- Task requirements -
Find and copy every line in the records that includes the string "врача".

* * * * * * *

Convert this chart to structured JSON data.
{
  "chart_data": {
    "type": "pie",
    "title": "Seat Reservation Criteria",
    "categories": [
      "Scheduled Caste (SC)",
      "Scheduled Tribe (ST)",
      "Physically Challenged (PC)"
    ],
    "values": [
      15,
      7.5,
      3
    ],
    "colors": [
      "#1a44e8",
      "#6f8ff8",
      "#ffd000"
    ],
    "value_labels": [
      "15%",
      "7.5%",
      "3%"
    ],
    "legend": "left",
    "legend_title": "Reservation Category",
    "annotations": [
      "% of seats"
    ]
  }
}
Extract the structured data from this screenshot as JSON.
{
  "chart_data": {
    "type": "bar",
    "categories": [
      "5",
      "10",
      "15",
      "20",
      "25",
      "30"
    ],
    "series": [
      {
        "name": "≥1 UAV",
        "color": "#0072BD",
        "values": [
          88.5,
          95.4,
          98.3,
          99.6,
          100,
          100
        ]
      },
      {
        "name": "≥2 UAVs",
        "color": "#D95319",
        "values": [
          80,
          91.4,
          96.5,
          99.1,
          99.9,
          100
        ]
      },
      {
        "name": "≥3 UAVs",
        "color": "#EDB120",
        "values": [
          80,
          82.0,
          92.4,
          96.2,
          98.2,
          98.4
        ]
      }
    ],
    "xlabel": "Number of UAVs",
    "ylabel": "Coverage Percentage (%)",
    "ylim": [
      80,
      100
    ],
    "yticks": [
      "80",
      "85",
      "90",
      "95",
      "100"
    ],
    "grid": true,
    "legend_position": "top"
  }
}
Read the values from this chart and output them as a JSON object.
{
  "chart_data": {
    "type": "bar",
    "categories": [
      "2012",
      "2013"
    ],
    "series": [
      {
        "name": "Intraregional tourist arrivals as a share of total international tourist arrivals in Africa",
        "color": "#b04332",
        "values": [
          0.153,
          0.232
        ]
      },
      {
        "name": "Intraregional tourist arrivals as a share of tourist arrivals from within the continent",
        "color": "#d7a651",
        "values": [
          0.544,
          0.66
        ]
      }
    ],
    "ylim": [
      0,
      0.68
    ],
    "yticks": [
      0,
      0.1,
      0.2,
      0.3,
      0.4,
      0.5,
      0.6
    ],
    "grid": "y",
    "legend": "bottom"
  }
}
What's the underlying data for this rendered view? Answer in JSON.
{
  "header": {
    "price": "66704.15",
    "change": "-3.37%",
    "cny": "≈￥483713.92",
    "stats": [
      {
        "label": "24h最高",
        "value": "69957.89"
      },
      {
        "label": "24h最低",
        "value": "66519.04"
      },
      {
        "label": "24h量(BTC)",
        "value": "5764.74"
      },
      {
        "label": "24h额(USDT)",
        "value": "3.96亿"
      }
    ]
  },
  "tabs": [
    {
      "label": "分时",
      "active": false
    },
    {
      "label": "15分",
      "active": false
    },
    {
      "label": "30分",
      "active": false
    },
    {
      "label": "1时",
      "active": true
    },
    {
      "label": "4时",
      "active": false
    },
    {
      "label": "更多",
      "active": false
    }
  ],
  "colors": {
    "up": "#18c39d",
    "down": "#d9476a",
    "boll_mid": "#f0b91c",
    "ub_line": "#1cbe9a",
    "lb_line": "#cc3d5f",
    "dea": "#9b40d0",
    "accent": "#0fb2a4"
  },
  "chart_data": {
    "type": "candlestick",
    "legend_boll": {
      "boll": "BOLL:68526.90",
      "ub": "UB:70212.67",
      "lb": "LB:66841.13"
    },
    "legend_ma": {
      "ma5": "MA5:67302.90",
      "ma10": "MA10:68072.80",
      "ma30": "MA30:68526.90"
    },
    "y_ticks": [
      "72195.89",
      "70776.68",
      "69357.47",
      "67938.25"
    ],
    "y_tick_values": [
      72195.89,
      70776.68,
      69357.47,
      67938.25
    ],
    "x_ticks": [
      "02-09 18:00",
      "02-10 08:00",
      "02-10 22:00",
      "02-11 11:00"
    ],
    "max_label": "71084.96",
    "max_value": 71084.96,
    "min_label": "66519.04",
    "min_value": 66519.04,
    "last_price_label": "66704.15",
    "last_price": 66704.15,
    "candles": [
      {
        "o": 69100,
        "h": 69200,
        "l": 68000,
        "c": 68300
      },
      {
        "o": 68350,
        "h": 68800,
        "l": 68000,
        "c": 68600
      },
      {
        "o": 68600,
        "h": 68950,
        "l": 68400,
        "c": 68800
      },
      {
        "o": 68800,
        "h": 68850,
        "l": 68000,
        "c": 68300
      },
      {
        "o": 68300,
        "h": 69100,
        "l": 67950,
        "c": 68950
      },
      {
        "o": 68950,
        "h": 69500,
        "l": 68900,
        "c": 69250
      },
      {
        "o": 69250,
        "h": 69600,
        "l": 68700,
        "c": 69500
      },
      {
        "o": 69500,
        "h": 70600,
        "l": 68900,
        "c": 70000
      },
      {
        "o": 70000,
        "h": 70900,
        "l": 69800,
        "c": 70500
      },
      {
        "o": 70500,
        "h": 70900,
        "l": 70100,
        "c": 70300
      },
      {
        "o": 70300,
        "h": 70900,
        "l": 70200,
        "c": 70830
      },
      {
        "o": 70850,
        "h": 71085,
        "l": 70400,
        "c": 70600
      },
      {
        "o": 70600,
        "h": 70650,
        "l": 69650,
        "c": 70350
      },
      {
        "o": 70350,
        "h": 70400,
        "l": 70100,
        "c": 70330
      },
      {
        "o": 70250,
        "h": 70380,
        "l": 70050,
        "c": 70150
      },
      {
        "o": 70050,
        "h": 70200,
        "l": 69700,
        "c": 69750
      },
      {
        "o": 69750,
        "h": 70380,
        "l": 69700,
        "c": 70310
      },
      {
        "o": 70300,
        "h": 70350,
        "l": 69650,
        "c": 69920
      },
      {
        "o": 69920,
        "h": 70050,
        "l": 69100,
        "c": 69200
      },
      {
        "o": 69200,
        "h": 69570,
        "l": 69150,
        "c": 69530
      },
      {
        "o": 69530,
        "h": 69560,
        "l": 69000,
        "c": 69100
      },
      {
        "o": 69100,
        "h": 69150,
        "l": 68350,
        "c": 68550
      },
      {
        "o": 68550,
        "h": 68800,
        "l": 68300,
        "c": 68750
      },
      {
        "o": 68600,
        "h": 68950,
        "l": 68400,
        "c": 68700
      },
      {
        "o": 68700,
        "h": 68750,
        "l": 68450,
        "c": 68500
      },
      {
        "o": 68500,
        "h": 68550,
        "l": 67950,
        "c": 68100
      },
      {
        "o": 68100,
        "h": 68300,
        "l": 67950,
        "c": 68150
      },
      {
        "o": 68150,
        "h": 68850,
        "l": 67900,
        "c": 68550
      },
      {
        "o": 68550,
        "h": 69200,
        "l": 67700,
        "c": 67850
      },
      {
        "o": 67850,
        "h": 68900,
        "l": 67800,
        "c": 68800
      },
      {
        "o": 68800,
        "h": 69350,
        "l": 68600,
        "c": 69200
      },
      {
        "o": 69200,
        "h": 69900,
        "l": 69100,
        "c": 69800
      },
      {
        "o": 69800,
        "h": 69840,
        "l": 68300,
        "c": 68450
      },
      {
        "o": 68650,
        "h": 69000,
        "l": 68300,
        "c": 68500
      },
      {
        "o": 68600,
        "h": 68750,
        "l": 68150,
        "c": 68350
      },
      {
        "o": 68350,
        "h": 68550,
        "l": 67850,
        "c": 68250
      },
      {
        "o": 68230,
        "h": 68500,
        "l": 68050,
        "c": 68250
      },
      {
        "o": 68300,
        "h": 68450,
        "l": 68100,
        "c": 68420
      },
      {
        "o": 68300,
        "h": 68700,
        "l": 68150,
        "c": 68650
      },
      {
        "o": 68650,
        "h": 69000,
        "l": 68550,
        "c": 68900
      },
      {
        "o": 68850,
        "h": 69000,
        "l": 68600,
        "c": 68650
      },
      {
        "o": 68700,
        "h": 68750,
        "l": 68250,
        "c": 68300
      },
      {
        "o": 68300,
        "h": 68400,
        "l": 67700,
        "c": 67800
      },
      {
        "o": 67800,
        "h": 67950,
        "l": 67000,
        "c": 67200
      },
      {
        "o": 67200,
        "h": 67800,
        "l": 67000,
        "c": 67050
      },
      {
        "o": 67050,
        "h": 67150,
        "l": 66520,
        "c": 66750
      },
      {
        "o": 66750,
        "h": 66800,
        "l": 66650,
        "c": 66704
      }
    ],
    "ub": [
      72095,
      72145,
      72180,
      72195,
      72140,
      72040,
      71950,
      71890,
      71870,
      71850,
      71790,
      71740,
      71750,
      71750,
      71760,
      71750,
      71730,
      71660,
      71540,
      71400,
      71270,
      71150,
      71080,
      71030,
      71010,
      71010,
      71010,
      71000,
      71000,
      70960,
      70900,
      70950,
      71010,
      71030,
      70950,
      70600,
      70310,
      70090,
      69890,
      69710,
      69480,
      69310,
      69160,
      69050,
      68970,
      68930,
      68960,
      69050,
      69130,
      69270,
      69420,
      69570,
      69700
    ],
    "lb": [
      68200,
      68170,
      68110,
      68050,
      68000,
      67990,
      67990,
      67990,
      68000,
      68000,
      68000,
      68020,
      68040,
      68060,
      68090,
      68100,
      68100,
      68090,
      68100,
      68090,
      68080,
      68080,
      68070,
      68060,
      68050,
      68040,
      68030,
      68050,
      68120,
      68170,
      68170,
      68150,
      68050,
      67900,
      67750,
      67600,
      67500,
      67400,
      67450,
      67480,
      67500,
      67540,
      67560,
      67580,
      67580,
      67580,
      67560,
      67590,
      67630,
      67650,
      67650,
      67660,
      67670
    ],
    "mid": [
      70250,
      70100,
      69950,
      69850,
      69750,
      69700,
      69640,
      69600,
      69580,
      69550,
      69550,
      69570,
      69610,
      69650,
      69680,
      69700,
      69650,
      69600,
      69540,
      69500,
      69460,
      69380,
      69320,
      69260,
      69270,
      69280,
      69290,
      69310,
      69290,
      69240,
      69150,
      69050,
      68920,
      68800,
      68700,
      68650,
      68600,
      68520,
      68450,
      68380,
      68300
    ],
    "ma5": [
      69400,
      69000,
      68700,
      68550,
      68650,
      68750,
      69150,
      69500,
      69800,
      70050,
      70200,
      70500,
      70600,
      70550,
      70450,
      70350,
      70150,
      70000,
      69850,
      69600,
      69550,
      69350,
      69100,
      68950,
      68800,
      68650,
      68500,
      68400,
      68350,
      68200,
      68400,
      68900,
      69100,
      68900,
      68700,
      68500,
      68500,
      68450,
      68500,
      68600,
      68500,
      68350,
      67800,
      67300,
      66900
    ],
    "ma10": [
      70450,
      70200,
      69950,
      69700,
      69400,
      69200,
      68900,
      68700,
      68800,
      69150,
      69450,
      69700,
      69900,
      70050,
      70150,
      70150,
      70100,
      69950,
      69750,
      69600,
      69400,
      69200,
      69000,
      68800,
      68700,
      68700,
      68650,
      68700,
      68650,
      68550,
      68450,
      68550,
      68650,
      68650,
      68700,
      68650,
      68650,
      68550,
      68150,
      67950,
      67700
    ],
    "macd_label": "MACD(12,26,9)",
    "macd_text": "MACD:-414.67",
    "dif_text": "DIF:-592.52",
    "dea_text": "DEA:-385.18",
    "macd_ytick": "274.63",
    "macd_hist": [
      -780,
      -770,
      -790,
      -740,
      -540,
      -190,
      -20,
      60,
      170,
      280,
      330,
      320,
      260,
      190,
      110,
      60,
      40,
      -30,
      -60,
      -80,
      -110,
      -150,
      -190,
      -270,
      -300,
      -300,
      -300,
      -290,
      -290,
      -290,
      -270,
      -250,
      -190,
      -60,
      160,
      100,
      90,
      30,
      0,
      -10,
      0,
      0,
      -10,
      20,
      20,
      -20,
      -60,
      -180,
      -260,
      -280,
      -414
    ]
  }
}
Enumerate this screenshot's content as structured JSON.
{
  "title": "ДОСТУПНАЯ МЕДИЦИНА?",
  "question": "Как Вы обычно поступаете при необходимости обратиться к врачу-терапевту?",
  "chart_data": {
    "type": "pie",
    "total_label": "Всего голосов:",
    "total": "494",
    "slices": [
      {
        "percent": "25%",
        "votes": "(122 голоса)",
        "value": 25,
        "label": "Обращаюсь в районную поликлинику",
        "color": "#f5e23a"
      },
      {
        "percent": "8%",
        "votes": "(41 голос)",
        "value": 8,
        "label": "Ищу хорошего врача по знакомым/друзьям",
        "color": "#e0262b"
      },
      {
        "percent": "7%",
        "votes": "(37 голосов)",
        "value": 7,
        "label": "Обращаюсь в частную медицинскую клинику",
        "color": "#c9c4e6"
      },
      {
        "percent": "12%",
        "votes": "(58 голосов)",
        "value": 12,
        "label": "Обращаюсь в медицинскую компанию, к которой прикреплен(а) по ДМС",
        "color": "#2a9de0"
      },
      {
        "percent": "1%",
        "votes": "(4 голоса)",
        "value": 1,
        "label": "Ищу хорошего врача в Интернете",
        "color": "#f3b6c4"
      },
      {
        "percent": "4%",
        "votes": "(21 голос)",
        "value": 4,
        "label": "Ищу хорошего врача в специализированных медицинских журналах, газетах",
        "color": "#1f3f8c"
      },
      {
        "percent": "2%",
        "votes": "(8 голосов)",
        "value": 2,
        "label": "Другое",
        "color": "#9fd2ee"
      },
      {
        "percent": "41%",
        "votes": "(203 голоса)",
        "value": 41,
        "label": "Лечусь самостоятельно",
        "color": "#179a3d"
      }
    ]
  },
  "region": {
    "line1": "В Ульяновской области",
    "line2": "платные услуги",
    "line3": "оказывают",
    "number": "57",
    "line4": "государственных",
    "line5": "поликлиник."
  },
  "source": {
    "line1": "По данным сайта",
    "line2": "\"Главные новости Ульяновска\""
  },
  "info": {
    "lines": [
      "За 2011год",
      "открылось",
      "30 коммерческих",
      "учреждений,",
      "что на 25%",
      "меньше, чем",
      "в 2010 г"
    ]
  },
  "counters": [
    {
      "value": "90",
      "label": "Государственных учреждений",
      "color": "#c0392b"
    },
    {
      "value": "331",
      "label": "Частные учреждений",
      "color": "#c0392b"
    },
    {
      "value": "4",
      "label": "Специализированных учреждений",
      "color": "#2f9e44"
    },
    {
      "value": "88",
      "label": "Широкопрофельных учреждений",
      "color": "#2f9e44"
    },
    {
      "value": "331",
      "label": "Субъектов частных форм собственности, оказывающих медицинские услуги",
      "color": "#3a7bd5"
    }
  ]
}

* * * * * * *

- Full answer -
        "label": "Ищу хорошего врача по знакомым/друзьям",
        "label": "Ищу хорошего врача в Интернете",
        "label": "Ищу хорошего врача в специализированных медицинских журналах, газетах",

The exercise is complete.